## start

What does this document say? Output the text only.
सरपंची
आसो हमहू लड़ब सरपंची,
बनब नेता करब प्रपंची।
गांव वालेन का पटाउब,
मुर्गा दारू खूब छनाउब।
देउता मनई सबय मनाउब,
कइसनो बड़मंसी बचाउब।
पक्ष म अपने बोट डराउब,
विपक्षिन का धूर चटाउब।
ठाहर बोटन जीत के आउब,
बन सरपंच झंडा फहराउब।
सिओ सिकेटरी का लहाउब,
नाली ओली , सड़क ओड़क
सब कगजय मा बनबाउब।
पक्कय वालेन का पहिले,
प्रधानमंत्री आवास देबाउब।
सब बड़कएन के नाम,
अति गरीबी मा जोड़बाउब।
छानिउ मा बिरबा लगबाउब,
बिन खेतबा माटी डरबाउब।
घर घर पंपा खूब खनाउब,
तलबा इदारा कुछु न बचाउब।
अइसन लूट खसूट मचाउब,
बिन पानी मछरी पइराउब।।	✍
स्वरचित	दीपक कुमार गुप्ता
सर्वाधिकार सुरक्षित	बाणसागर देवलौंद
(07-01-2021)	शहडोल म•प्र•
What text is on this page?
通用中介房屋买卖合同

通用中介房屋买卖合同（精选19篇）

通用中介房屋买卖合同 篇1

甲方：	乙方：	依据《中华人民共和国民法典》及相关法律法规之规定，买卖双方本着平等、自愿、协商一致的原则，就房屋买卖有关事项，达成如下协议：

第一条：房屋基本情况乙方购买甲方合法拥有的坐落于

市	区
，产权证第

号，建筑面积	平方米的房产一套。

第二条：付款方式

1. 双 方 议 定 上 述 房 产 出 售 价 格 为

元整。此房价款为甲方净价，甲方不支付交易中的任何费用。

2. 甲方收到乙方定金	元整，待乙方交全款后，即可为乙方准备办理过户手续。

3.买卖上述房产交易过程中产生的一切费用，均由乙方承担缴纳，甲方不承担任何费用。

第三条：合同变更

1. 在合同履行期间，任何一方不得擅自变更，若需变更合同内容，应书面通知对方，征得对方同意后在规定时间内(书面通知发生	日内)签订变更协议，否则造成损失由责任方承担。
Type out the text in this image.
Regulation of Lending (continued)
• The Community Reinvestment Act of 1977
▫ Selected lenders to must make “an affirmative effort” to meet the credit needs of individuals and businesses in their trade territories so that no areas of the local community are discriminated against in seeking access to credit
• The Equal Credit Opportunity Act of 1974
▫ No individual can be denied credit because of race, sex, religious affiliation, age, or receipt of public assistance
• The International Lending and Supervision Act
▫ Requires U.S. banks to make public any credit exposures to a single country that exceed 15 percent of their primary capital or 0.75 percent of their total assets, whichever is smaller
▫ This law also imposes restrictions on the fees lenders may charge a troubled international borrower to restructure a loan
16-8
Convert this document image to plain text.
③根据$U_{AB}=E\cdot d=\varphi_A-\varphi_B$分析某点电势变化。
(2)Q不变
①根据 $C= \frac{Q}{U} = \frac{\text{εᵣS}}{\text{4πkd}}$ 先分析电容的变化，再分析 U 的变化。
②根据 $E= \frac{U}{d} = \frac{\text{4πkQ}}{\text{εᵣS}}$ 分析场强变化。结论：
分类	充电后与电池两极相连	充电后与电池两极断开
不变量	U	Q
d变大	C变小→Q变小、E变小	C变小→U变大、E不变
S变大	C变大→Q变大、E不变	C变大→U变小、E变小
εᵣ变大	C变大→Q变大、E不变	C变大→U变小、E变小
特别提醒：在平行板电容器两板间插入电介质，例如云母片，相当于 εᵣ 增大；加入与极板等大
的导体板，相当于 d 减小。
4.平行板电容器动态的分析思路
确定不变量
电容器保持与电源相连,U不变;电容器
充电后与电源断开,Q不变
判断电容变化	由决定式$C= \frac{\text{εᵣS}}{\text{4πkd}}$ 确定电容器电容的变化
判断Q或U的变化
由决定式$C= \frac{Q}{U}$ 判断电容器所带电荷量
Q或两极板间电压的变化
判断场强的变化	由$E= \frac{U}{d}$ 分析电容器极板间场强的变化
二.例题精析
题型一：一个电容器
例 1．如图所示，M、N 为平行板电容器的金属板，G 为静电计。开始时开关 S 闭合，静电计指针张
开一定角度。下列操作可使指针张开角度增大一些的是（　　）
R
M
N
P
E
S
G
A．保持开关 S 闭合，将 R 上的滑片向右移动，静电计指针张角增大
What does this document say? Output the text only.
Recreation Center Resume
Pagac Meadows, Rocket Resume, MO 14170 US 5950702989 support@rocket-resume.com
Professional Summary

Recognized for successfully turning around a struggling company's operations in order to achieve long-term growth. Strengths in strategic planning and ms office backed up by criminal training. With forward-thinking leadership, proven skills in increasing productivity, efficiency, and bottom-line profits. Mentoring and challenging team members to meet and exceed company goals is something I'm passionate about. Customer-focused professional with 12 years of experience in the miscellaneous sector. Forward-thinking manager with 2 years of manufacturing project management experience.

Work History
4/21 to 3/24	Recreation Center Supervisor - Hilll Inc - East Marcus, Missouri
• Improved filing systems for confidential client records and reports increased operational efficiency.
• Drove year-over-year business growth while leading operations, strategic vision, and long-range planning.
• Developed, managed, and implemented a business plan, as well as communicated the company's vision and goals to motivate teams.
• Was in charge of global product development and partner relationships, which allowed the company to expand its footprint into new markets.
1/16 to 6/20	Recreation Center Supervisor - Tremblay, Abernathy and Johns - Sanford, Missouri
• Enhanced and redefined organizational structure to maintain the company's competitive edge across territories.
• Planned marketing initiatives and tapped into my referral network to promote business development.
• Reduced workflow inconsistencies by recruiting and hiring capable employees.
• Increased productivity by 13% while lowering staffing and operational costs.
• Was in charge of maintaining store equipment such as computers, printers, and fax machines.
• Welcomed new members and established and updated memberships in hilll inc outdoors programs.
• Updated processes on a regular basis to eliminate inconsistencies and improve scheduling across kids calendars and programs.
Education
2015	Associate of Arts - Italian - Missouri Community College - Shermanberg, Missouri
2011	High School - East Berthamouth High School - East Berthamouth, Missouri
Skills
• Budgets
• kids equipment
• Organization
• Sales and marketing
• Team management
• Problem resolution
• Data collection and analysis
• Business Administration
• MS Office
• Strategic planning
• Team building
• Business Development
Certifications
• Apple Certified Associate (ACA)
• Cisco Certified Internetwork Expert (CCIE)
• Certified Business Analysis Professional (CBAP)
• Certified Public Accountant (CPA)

## end

Task to complete: Only lines with the string "通用中介房屋买卖合同" belong in your answer; copy each one.

Problem solution:
通用中介房屋买卖合同
通用中介房屋买卖合同（精选19篇）
通用中介房屋买卖合同 篇1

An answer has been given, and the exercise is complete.